WRITTEN EXERCISE: Set the following entries down again exactly, line by line.

----------------------------------------

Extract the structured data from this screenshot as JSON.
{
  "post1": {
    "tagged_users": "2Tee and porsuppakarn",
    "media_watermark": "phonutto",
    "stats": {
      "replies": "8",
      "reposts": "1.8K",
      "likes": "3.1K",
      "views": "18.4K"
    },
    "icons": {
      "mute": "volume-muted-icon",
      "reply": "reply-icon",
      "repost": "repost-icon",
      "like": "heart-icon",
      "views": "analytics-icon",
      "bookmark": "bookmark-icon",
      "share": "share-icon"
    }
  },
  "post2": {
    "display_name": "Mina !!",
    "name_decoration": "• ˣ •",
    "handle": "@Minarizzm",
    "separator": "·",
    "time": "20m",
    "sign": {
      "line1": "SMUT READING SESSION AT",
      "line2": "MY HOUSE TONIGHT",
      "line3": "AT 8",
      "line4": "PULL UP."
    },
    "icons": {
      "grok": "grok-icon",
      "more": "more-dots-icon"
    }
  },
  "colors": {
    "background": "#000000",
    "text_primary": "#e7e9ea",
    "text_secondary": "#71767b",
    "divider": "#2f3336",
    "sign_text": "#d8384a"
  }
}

----------------------------------------

EXERCISE RESULT:
Extract the structured data from this screenshot as JSON.
{
  "post1": {
    "tagged_users": "2Tee and porsuppakarn",
    "media_watermark": "phonutto",
    "stats": {
      "replies": "8",
      "reposts": "1.8K",
      "likes": "3.1K",
      "views": "18.4K"
    },
    "icons": {
      "mute": "volume-muted-icon",
      "reply": "reply-icon",
      "repost": "repost-icon",
      "like": "heart-icon",
      "views": "analytics-icon",
      "bookmark": "bookmark-icon",
      "share": "share-icon"
    }
  },
  "post2": {
    "display_name": "Mina !!",
    "name_decoration": "• ˣ •",
    "handle": "@Minarizzm",
    "separator": "·",
    "time": "20m",
    "sign": {
      "line1": "SMUT READING SESSION AT",
      "line2": "MY HOUSE TONIGHT",
      "line3": "AT 8",
      "line4": "PULL UP."
    },
    "icons": {
      "grok": "grok-icon",
      "more": "more-dots-icon"
    }
  },
  "colors": {
    "background": "#000000",
    "text_primary": "#e7e9ea",
    "text_secondary": "#71767b",
    "divider": "#2f3336",
    "sign_text": "#d8384a"
  }
}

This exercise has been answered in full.